- [STATED GOAL]: Please quote the material exactly, every line of it.

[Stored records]
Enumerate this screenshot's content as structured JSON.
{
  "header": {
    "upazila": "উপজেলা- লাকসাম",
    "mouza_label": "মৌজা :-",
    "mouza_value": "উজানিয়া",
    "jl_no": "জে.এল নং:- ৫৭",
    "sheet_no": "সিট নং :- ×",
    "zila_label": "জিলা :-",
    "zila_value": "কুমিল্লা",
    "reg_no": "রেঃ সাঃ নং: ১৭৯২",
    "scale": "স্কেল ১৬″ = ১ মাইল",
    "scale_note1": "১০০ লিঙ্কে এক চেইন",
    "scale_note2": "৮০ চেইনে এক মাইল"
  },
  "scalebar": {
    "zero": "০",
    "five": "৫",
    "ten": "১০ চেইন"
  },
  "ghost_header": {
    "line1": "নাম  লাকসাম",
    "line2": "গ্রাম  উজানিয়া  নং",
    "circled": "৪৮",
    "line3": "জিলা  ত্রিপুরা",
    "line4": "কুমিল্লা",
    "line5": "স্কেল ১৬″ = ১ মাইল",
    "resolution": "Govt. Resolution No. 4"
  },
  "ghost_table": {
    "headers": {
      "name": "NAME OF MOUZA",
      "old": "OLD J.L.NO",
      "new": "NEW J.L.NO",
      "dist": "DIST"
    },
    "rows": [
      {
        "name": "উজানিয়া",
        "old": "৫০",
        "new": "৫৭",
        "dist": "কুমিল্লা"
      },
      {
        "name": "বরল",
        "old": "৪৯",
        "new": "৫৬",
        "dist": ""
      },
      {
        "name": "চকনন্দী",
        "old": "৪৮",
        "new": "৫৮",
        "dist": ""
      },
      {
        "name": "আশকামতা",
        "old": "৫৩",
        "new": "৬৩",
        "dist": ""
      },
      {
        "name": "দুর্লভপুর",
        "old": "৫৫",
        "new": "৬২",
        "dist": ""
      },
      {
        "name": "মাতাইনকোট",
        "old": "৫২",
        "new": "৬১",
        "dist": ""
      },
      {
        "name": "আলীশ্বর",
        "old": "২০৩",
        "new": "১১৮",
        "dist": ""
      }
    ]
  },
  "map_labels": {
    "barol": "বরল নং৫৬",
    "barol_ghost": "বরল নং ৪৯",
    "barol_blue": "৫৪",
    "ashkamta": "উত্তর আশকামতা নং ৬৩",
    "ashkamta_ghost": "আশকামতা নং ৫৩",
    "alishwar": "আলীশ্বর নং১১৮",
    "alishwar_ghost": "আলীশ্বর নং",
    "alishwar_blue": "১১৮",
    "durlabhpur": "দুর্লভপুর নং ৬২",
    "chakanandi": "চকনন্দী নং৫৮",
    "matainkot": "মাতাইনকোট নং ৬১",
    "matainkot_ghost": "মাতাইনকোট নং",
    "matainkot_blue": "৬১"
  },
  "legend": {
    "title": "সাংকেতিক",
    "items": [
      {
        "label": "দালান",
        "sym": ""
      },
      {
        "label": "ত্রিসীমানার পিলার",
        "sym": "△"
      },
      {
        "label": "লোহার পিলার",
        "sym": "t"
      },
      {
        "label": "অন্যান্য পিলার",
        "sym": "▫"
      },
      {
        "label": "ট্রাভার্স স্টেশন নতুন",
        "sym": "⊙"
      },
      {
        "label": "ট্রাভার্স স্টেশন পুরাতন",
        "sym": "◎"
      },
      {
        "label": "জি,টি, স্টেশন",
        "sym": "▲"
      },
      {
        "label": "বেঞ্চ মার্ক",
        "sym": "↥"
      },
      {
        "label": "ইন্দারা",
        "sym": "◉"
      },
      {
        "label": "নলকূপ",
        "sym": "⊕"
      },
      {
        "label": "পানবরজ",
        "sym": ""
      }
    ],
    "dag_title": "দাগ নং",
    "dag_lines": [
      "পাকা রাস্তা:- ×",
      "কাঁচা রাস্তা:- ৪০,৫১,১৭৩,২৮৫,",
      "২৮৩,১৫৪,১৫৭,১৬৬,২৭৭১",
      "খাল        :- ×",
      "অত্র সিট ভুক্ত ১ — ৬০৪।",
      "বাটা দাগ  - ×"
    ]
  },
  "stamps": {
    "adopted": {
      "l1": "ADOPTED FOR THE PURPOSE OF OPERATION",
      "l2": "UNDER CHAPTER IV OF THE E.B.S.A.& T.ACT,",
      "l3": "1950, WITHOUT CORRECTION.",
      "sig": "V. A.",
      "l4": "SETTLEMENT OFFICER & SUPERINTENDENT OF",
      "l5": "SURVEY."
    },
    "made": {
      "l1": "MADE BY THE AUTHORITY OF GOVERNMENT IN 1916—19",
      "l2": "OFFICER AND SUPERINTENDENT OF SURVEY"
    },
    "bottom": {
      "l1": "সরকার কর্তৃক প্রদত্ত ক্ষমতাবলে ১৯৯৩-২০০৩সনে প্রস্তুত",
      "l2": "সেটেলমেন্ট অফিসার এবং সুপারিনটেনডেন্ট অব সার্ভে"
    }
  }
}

- [PROBLEM SOLUTION]:
Enumerate this screenshot's content as structured JSON.
{
  "header": {
    "upazila": "উপজেলা- লাকসাম",
    "mouza_label": "মৌজা :-",
    "mouza_value": "উজানিয়া",
    "jl_no": "জে.এল নং:- ৫৭",
    "sheet_no": "সিট নং :- ×",
    "zila_label": "জিলা :-",
    "zila_value": "কুমিল্লা",
    "reg_no": "রেঃ সাঃ নং: ১৭৯২",
    "scale": "স্কেল ১৬″ = ১ মাইল",
    "scale_note1": "১০০ লিঙ্কে এক চেইন",
    "scale_note2": "৮০ চেইনে এক মাইল"
  },
  "scalebar": {
    "zero": "০",
    "five": "৫",
    "ten": "১০ চেইন"
  },
  "ghost_header": {
    "line1": "নাম  লাকসাম",
    "line2": "গ্রাম  উজানিয়া  নং",
    "circled": "৪৮",
    "line3": "জিলা  ত্রিপুরা",
    "line4": "কুমিল্লা",
    "line5": "স্কেল ১৬″ = ১ মাইল",
    "resolution": "Govt. Resolution No. 4"
  },
  "ghost_table": {
    "headers": {
      "name": "NAME OF MOUZA",
      "old": "OLD J.L.NO",
      "new": "NEW J.L.NO",
      "dist": "DIST"
    },
    "rows": [
      {
        "name": "উজানিয়া",
        "old": "৫০",
        "new": "৫৭",
        "dist": "কুমিল্লা"
      },
      {
        "name": "বরল",
        "old": "৪৯",
        "new": "৫৬",
        "dist": ""
      },
      {
        "name": "চকনন্দী",
        "old": "৪৮",
        "new": "৫৮",
        "dist": ""
      },
      {
        "name": "আশকামতা",
        "old": "৫৩",
        "new": "৬৩",
        "dist": ""
      },
      {
        "name": "দুর্লভপুর",
        "old": "৫৫",
        "new": "৬২",
        "dist": ""
      },
      {
        "name": "মাতাইনকোট",
        "old": "৫২",
        "new": "৬১",
        "dist": ""
      },
      {
        "name": "আলীশ্বর",
        "old": "২০৩",
        "new": "১১৮",
        "dist": ""
      }
    ]
  },
  "map_labels": {
    "barol": "বরল নং৫৬",
    "barol_ghost": "বরল নং ৪৯",
    "barol_blue": "৫৪",
    "ashkamta": "উত্তর আশকামতা নং ৬৩",
    "ashkamta_ghost": "আশকামতা নং ৫৩",
    "alishwar": "আলীশ্বর নং১১৮",
    "alishwar_ghost": "আলীশ্বর নং",
    "alishwar_blue": "১১৮",
    "durlabhpur": "দুর্লভপুর নং ৬২",
    "chakanandi": "চকনন্দী নং৫৮",
    "matainkot": "মাতাইনকোট নং ৬১",
    "matainkot_ghost": "মাতাইনকোট নং",
    "matainkot_blue": "৬১"
  },
  "legend": {
    "title": "সাংকেতিক",
    "items": [
      {
        "label": "দালান",
        "sym": ""
      },
      {
        "label": "ত্রিসীমানার পিলার",
        "sym": "△"
      },
      {
        "label": "লোহার পিলার",
        "sym": "t"
      },
      {
        "label": "অন্যান্য পিলার",
        "sym": "▫"
      },
      {
        "label": "ট্রাভার্স স্টেশন নতুন",
        "sym": "⊙"
      },
      {
        "label": "ট্রাভার্স স্টেশন পুরাতন",
        "sym": "◎"
      },
      {
        "label": "জি,টি, স্টেশন",
        "sym": "▲"
      },
      {
        "label": "বেঞ্চ মার্ক",
        "sym": "↥"
      },
      {
        "label": "ইন্দারা",
        "sym": "◉"
      },
      {
        "label": "নলকূপ",
        "sym": "⊕"
      },
      {
        "label": "পানবরজ",
        "sym": ""
      }
    ],
    "dag_title": "দাগ নং",
    "dag_lines": [
      "পাকা রাস্তা:- ×",
      "কাঁচা রাস্তা:- ৪০,৫১,১৭৩,২৮৫,",
      "২৮৩,১৫৪,১৫৭,১৬৬,২৭৭১",
      "খাল        :- ×",
      "অত্র সিট ভুক্ত ১ — ৬০৪।",
      "বাটা দাগ  - ×"
    ]
  },
  "stamps": {
    "adopted": {
      "l1": "ADOPTED FOR THE PURPOSE OF OPERATION",
      "l2": "UNDER CHAPTER IV OF THE E.B.S.A.& T.ACT,",
      "l3": "1950, WITHOUT CORRECTION.",
      "sig": "V. A.",
      "l4": "SETTLEMENT OFFICER & SUPERINTENDENT OF",
      "l5": "SURVEY."
    },
    "made": {
      "l1": "MADE BY THE AUTHORITY OF GOVERNMENT IN 1916—19",
      "l2": "OFFICER AND SUPERINTENDENT OF SURVEY"
    },
    "bottom": {
      "l1": "সরকার কর্তৃক প্রদত্ত ক্ষমতাবলে ১৯৯৩-২০০৩সনে প্রস্তুত",
      "l2": "সেটেলমেন্ট অফিসার এবং সুপারিনটেনডেন্ট অব সার্ভে"
    }
  }
}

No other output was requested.